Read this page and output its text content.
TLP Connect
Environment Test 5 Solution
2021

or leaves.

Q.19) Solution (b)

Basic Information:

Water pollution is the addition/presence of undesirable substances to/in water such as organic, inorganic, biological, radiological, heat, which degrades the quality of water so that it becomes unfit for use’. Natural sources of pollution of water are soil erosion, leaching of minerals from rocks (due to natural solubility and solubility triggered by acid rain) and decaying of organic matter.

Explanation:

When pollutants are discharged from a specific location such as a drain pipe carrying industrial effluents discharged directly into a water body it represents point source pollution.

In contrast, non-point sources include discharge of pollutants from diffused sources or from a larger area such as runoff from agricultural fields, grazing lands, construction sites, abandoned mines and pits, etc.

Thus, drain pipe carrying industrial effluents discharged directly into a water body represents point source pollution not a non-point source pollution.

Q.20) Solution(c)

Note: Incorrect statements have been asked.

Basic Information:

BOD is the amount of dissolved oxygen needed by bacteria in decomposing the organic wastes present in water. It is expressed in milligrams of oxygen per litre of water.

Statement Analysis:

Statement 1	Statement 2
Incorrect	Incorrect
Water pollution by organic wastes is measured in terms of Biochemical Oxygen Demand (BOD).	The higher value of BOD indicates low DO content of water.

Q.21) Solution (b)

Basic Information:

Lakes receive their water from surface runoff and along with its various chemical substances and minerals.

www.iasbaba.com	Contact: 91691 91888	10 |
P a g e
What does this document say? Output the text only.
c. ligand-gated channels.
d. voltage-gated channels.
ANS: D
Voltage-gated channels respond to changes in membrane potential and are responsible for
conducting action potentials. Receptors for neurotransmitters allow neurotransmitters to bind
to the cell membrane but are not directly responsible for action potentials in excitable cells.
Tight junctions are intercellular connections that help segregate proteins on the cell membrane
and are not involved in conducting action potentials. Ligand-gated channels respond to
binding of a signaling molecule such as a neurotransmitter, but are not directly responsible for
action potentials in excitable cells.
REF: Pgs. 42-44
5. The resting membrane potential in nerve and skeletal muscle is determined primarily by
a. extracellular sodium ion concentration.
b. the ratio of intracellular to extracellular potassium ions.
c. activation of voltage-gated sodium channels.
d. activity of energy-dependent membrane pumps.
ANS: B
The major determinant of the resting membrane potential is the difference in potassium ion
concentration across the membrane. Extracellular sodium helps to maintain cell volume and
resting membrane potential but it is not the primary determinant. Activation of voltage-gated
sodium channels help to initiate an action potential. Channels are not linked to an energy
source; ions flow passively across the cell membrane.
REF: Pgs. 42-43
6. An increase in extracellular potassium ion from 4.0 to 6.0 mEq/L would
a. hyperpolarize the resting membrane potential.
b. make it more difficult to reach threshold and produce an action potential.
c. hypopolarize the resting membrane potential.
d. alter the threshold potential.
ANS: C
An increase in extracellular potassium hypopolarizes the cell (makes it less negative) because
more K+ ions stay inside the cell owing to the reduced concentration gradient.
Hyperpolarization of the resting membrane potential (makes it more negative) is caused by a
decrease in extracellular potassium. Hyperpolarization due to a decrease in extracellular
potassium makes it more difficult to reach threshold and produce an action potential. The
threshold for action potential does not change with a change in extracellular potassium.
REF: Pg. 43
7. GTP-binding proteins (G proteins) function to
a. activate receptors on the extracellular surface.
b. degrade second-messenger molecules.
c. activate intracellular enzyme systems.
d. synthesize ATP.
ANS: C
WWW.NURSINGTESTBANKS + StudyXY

> _Task details_: Where does "sources" appear in the records above? Copy every line that has it.

> _Output_:
Water pollution is the addition/presence of undesirable substances to/in water such as organic, inorganic, biological, radiological, heat, which degrades the quality of water so that it becomes unfit for use’. Natural sources of pollution of water are soil erosion, leaching of minerals from rocks (due to natural solubility and solubility triggered by acid rain) and decaying of organic matter.
In contrast, non-point sources include discharge of pollutants from diffused sources or from a larger area such as runoff from agricultural fields, grazing lands, construction sites, abandoned mines and pits, etc.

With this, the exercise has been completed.